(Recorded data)
○ ○ ○

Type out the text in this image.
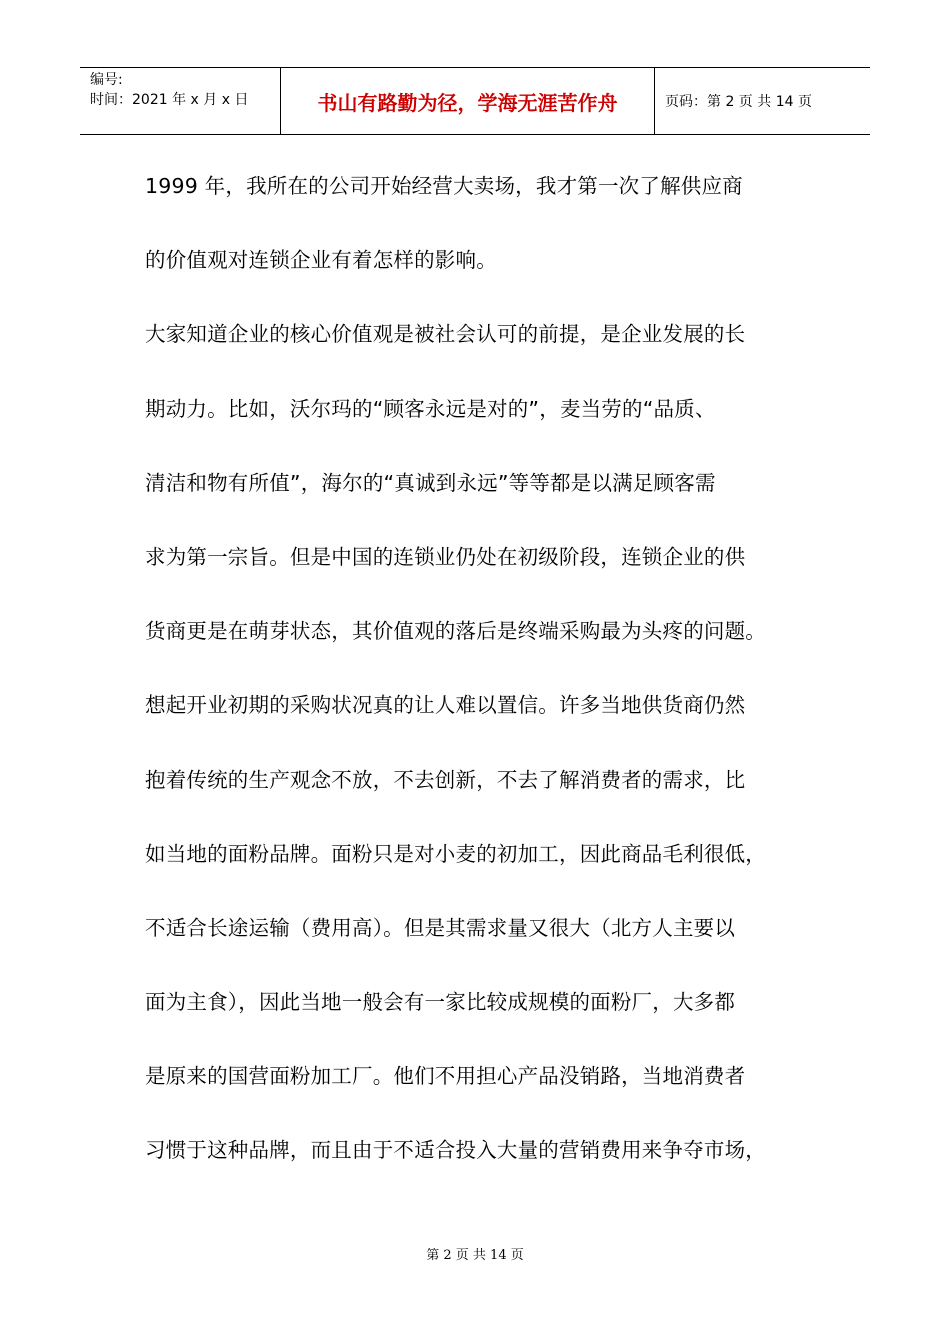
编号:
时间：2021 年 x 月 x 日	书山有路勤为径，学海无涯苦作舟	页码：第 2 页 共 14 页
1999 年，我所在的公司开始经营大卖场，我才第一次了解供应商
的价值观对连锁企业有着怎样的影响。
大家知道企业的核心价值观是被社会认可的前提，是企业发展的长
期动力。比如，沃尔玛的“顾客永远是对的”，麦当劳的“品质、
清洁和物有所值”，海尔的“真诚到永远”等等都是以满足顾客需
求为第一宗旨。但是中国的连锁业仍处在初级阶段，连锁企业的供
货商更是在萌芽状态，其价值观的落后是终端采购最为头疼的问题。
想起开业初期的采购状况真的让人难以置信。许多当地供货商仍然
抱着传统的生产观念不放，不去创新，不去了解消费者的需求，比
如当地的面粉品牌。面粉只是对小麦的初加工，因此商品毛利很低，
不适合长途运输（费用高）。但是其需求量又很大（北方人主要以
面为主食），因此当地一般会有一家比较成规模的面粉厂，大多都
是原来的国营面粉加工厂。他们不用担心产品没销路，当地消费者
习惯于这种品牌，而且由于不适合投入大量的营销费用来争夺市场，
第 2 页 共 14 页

○ ○ ○

### Stated task
Leave the pictures out and output the rest of the listing exactly.

### Exercise output
Type out the text in this image.
编号:
时间：2021 年 x 月 x 日	书山有路勤为径，学海无涯苦作舟	页码：第 2 页 共 14 页
1999 年，我所在的公司开始经营大卖场，我才第一次了解供应商
的价值观对连锁企业有着怎样的影响。
大家知道企业的核心价值观是被社会认可的前提，是企业发展的长
期动力。比如，沃尔玛的“顾客永远是对的”，麦当劳的“品质、
清洁和物有所值”，海尔的“真诚到永远”等等都是以满足顾客需
求为第一宗旨。但是中国的连锁业仍处在初级阶段，连锁企业的供
货商更是在萌芽状态，其价值观的落后是终端采购最为头疼的问题。
想起开业初期的采购状况真的让人难以置信。许多当地供货商仍然
抱着传统的生产观念不放，不去创新，不去了解消费者的需求，比
如当地的面粉品牌。面粉只是对小麦的初加工，因此商品毛利很低，
不适合长途运输（费用高）。但是其需求量又很大（北方人主要以
面为主食），因此当地一般会有一家比较成规模的面粉厂，大多都
是原来的国营面粉加工厂。他们不用担心产品没销路，当地消费者
习惯于这种品牌，而且由于不适合投入大量的营销费用来争夺市场，
第 2 页 共 14 页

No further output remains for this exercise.